No final da sequência 19, as sílabas formam palavras como dão, deu, dor, zen...mas parece bem aleatório. A fase continua sendo intitulada de “sílabas complexas” e volta depois às sílabas soltas e pseudo sílabas (ao menos algumas estão longe de ser do universo de palavras das crianças). Não, não eram palavras... 

A partir da sequência 20 parece que vão aparecendo outras combinações, não treinadas, mas misturadas com as treinadas. A sequência 20 começa como se houvesse pulado alguma coisa, pois já inicia com tarefas, sem dar os modelos. Apresenta novas combinações, ainda não treinadas... e também bem arbitrárias. Será que houve outro erro aí, pularam a fase de treino, começando na tarefa? Poderia ser provável, já que é bem diferente de como vinha sendo o passo a passo, e o game já apresentou outros erros. Mas em sequências adiante, de novo, acontece. Escapa um pouco ao padrão dos procedimentos do GG até aqui, então pensei: será que “pularam” porque eu me saí bem nas fases anteriores? Mas duvido muito, a única coisa que reparei nesse sentido foi a de ter mais repetição quando eu errava de propósito uma sequência. Então, será que, enfim, chegamos a alguma  generalização? Mas são sílabas por vezes tão raras e tão aleatórias, que vislumbro pouco essa opção. Em todo caso, se assim de fininho começam a vislumbrar alguma ação menos passiva das crianças, o que continua sendo a tônica dos procedimentos é o padrão modelo-identificação de modelo dado. Por incrível que pareça, por enquanto são os únicos passos em que, para avançar de fase, exige-se alguma generalização das crianças, já que não houve modelo... Mas isso denotar um vislumbre de sujeito mais ativo na tarefa dada, ainda acho cedo concluir. E se as crianças que responderem já estiverem mais adiantadas em seu domínio do funcionamento alfabético, pergunto: para que precisam seguir nessa tortura de treinamento exaustivo? Sim, o treino segue... Não acaba nunca! Mesmo tendo começado sem modelo, e haja repetição!!! Repete com sapo, com canhão, com cinema, com balão...
________________________________________
■ **PROBLEMA PROPOSTO**
Dê continuidade ao relato acima sobre as sequências de sílabas do game, partindo da última frase apresentada.

Entradas de anotação espacial
________________________________________
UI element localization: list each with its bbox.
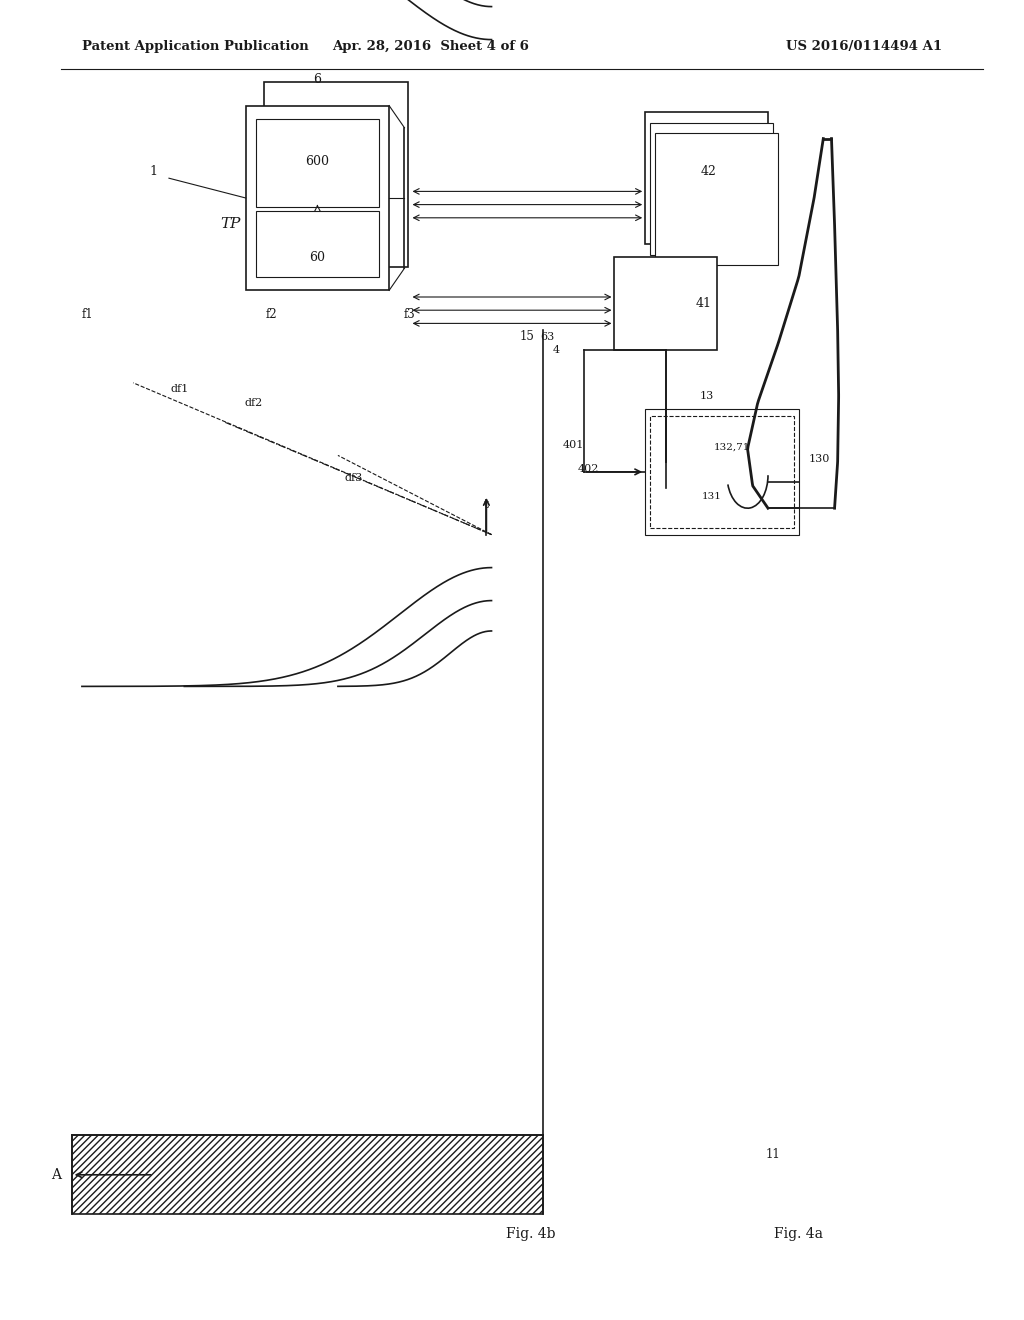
Text: 1: 1 xyxy=(150,165,158,178)
Text: 131: 131 xyxy=(701,492,722,502)
Text: 15: 15 xyxy=(520,330,535,343)
Text: US 2016/0114494 A1: US 2016/0114494 A1 xyxy=(786,40,942,53)
Text: Patent Application Publication: Patent Application Publication xyxy=(82,40,308,53)
Bar xyxy=(256,211,379,277)
Text: t: t xyxy=(484,498,488,511)
Text: f3: f3 xyxy=(403,308,416,321)
Text: 402: 402 xyxy=(579,463,599,474)
Text: f2: f2 xyxy=(265,308,278,321)
Bar xyxy=(72,1135,543,1214)
Text: Fig. 4b: Fig. 4b xyxy=(506,1228,555,1241)
Text: 63: 63 xyxy=(541,331,555,342)
Bar xyxy=(645,112,768,244)
Text: 13: 13 xyxy=(699,391,714,401)
Text: TP: TP xyxy=(220,218,241,231)
Text: 11: 11 xyxy=(766,1148,780,1162)
Text: df1: df1 xyxy=(170,384,188,395)
Text: 4: 4 xyxy=(553,345,559,355)
Text: df3: df3 xyxy=(344,473,362,483)
Bar xyxy=(246,106,389,290)
Bar xyxy=(650,416,794,528)
Text: 600: 600 xyxy=(305,154,330,168)
Text: 132,71: 132,71 xyxy=(714,442,751,451)
Text: 41: 41 xyxy=(695,297,712,310)
Text: 130: 130 xyxy=(809,454,829,463)
Text: A: A xyxy=(51,1168,61,1181)
Bar xyxy=(655,133,778,265)
Text: df2: df2 xyxy=(245,397,263,408)
Bar xyxy=(264,82,408,267)
Bar xyxy=(645,409,799,535)
Text: 6: 6 xyxy=(313,73,322,86)
Bar xyxy=(614,257,717,350)
Text: Fig. 4a: Fig. 4a xyxy=(774,1228,823,1241)
Text: 60: 60 xyxy=(309,251,326,264)
Text: Apr. 28, 2016  Sheet 4 of 6: Apr. 28, 2016 Sheet 4 of 6 xyxy=(332,40,528,53)
Bar xyxy=(650,123,773,255)
Text: 42: 42 xyxy=(700,165,717,178)
Text: 401: 401 xyxy=(563,440,584,450)
Bar xyxy=(256,119,379,207)
Text: f1: f1 xyxy=(81,308,93,321)
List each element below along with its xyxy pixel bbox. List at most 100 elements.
________________________________________
■ **RESPOSTA**
É digno de nota que a forma como organizam os conjuntos de sílabas de uma tarefa não deixa muito claro se pretendem que as crianças prestem atenção aos fonemas ou se investem em memorização do todo da sílaba - o que seria um procedimento estranho a essa perspectiva. Mas o fato de parecer sílabas meio aleatórias, com apenas uma ou outra apresentando um som distintivo, fica parecendo que contam com uma memorização do todo também, não? Apenas algumas como FLA, FLU; CLA, CLO, CLE, e FLA, CLA, formam pares mínimos (de sílabas, não de palavras) - e colocam as crianças no desafio da análise fônica. Ou esperam que nesse ponto as crianças já estejam analisando as sílabas em fonemas? E aí de novo se coloca a questão - para as que já identificam as segmentos decodificando, para que esse treino seguir tão exaustivo? E as que não decodificam, seguem como? Memorizando o todo? É já visando ao reconhecimento lexical, automático? E as que ainda só conseguirem via rota fonológica, e as que nem isso? Duvido que haja pesquisa brasileira sobre os diferentes níveis das crianças na interações com essas tarefas. Até porque, o que vale para eles é reproduzir a instrução fônica treinada, o nível é medido pelos acertos e erros... Coitadas das crianças! 

Bom, o aplicativo segue, interminavelmente, nesse treino de sílabas que em nada lembra a linguagem efetivamente falada/escrita! Os defensores da PNA argumentam que os modelos fônicos não devem ser confundidos com os antigos modelos de natureza comportamentalista, cuja prática pedagógica, essencialmente associacionista, consistia em estímulos e respostas. Mas é isso que é o GraphoGame faz... Só há treino de estímulo e resposta, sem pensamento, sem entendimento nem do que estão treinando. E argumentam isso reclamando as evidências científicas da ciência cognitiva da leitura. Só que eles elegem, dessa ciência, alguns aspectos, silenciando e apagando completamente outros. Recortam a seu modo o campo científico para validar suas escolhas pífias, que são, não nos esqueçamos, atravessadas de interesses mercantis e elementos altamente ideologizados.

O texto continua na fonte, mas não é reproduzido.